# Start of Excerpt

Tuesday, July 8, 2025

Beach Boys 1: Surfin’ Safari

The legend of the Beach Boys began modestly, with a novelty song about surfing that few could have dreamed would kick off careers that would last decades. Equally unlikely was the band’s name, almost arbitrarily concocted to help sell the one record. Naturally, any follow-ups would have be along the same theme, right?

The Beach Boys were a family affair, led by middle-class musical genius Brian Wilson, with his younger brothers in the band, their cousin Mike Love singing most of the lead vocals, and a friend helping out on guitar. They played basic rock ‘n roll, but with the added bonus of multipart harmonies influenced by doo-wop and the Four Freshmen. Something else to consider was just how young these kids were. Brian had just turned 20; Mike was 21 (and already losing his hair). Lead guitarist Carl Wilson was not yet 16, drummer Dennis Wilson not yet 18, and rhythm guitarist David Marks had just turned 14. And they made a pretty rockin’ little combo.

Despite the strides made by Frank Sinatra and Johnny Mathis in the evolution of the long-playing record, in 1962 albums basically collected hit singles, their B-sides, and whatever else hurriedly recorded to fill up two sides. The dozen tracks on Surfin’ Safari filled that requirement, but as Brian was determined to make great records that would endure as art, he tried harder than most people under the thumb of a manager—who was also his and his brothers’ father, as well as the singer’s uncle—and the producers more concerned with simple commerce than whether the album was any good. Brian cared about the kids who would buy and listen to his records, because he was one of them.

While Brian wrote and arranged all the music, he had help in the lyrical department, mostly from Mike, and also from one Gary Usher, an aspiring musician who would one day become a producer of note. For now, he would help Brian concoct the vignettes that would support the cover photo of wholesome suburban white boys in search of the next wave, or maybe a beach bunny or five to keep them company on the shore.

# End of Excerpt
# Start of Listing

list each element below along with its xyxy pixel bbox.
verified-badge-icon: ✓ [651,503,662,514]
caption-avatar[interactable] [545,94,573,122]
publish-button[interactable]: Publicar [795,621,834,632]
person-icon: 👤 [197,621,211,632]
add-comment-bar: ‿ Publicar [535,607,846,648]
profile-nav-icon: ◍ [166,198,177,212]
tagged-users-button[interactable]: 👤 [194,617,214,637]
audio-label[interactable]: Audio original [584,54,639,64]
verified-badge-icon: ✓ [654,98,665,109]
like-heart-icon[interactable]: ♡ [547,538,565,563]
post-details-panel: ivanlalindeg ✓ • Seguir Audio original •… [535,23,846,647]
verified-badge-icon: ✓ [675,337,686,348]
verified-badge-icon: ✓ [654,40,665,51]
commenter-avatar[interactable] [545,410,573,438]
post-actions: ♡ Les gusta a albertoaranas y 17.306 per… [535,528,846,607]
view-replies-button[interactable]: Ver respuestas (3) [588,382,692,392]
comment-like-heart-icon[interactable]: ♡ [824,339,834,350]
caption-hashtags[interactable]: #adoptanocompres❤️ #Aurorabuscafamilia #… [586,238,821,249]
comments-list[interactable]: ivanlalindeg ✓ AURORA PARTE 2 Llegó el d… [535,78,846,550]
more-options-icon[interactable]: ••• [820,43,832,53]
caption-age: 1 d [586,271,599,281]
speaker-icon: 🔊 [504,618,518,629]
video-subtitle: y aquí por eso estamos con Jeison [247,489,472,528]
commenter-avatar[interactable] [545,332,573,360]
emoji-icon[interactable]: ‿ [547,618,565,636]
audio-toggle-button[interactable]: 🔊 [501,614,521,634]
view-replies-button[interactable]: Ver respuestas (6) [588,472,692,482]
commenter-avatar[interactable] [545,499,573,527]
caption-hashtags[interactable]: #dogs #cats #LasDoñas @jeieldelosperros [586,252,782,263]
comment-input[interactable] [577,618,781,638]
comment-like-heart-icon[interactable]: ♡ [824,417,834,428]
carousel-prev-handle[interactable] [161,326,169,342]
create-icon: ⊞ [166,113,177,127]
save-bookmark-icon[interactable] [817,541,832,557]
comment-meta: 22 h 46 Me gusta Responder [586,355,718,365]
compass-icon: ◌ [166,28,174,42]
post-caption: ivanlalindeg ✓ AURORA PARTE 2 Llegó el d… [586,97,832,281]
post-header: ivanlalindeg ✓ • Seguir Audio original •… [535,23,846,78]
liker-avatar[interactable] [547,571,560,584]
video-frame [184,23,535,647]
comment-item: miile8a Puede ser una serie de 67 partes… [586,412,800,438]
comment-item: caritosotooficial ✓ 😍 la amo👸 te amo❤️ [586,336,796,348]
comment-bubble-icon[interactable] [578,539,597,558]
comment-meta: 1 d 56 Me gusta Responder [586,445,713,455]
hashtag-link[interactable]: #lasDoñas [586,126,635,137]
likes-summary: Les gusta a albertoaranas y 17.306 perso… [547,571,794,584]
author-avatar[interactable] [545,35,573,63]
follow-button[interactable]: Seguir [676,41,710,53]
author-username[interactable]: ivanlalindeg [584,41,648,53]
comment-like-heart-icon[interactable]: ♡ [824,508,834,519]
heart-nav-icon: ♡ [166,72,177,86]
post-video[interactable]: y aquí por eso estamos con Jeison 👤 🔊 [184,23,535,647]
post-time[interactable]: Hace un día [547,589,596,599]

# End of Listing

■ Given instruction 1:
According to the Surfin' Safari post above, why did Brian Wilson try harder than most people in his position when making the album?
■ Given instruction 2:
Carry on the Surfin' Safari post from its last paragraph, in the same voice.

■ Expected output 1:
He was determined to make great records that would endure as art. He also cared about the kids who would buy and listen to his records, because he was one of them.

■ Expected output 2:
The title track is a catchy call to arms, loaded with all the right lingo and namechecks, as good an advertisement for the surfing industry as any. “County Fair” describes a different kind of summer fun, the verses broken up by a carnival barker and a sweet lovely begging her fella to win her a prize. However, “Ten Little Indians” has not aged well, being a nursery rhyme dotted with further racist references, and “Chug-A-Lug” is an ode to the pleasures of drinking root beer. Dennis takes the dreamy lead vocal on a cover of “Little Girl (You’re My Miss America)”, and a hint to their depth of subject matter is “409”, a song about a car with actual engine-revving sound effects.

The indie single that led to their Capitol contract, “Surfin’”, starts off the second side, and it’s clear that Brian had already progressed, just as “Heads You Win, Tails I Lose” shows he hadn’t yet figured out how to write about romance. “Cuckoo Clock” is even squirmier, a lament about the wall adornment that interrupts woo-pitching attempts. Their cover of “Summertime Blues” is very close to the Eddie Cochran original, and “Moon Dawg” was a surf instrumental from a few years earlier, livened up by some Beach Boys dog-barking. Finally, “The Shift” attempts a novelty song about a dress.

Seeing as most of the early Beach Boys albums were less than a half-hour long, their first release on CD had them wisely packaged as “two-fers”, offering two consecutive titles in stereo (when available) with bonus tracks and liner notes. This certainly provided value for one’s dollar when the albums couldn’t always stand alone. Of the extras added from the Surfin’ Safari sessions, “Land Ahoy” would be reworked a year later as “Cherry, Cherry Couple”, and “Cindy Oh Cindy” begins with their overbearing (to say the least) father Murry barking, “Knock it off.”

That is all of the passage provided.